- WHAT THE TASK ASKS -
Copy every line of the listing that holds the string "They".

===== INFORMATION PROVIDED

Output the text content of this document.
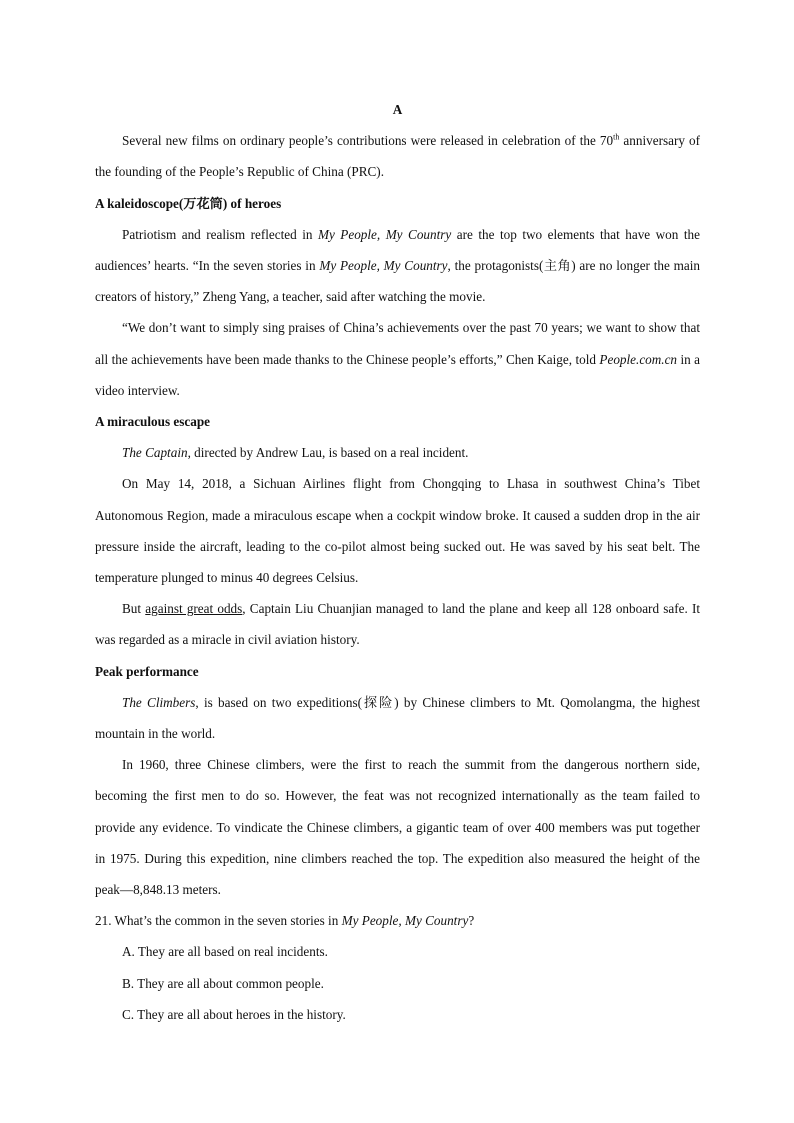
A

Several new films on ordinary people’s contributions were released in celebration of the 70th anniversary of the founding of the People’s Republic of China (PRC).

A kaleidoscope(万花筒) of heroes

Patriotism and realism reflected in My People, My Country are the top two elements that have won the audiences’ hearts. “In the seven stories in My People, My Country, the protagonists(主角) are no longer the main creators of history,” Zheng Yang, a teacher, said after watching the movie.

“We don’t want to simply sing praises of China’s achievements over the past 70 years; we want to show that all the achievements have been made thanks to the Chinese people’s efforts,” Chen Kaige, told People.com.cn in a video interview.

A miraculous escape

The Captain, directed by Andrew Lau, is based on a real incident.

On May 14, 2018, a Sichuan Airlines flight from Chongqing to Lhasa in southwest China’s Tibet Autonomous Region, made a miraculous escape when a cockpit window broke. It caused a sudden drop in the air pressure inside the aircraft, leading to the co-pilot almost being sucked out. He was saved by his seat belt. The temperature plunged to minus 40 degrees Celsius.

But against great odds, Captain Liu Chuanjian managed to land the plane and keep all 128 onboard safe. It was regarded as a miracle in civil aviation history.

Peak performance

The Climbers, is based on two expeditions(探险) by Chinese climbers to Mt. Qomolangma, the highest mountain in the world.

In 1960, three Chinese climbers, were the first to reach the summit from the dangerous northern side, becoming the first men to do so. However, the feat was not recognized internationally as the team failed to provide any evidence. To vindicate the Chinese climbers, a gigantic team of over 400 members was put together in 1975. During this expedition, nine climbers reached the top. The expedition also measured the height of the peak—8,848.13 meters.

21. What’s the common in the seven stories in My People, My Country?

A. They are all based on real incidents.

B. They are all about common people.

C. They are all about heroes in the history.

==========

- TASK RESULT -
A. They are all based on real incidents.
B. They are all about common people.
C. They are all about heroes in the history.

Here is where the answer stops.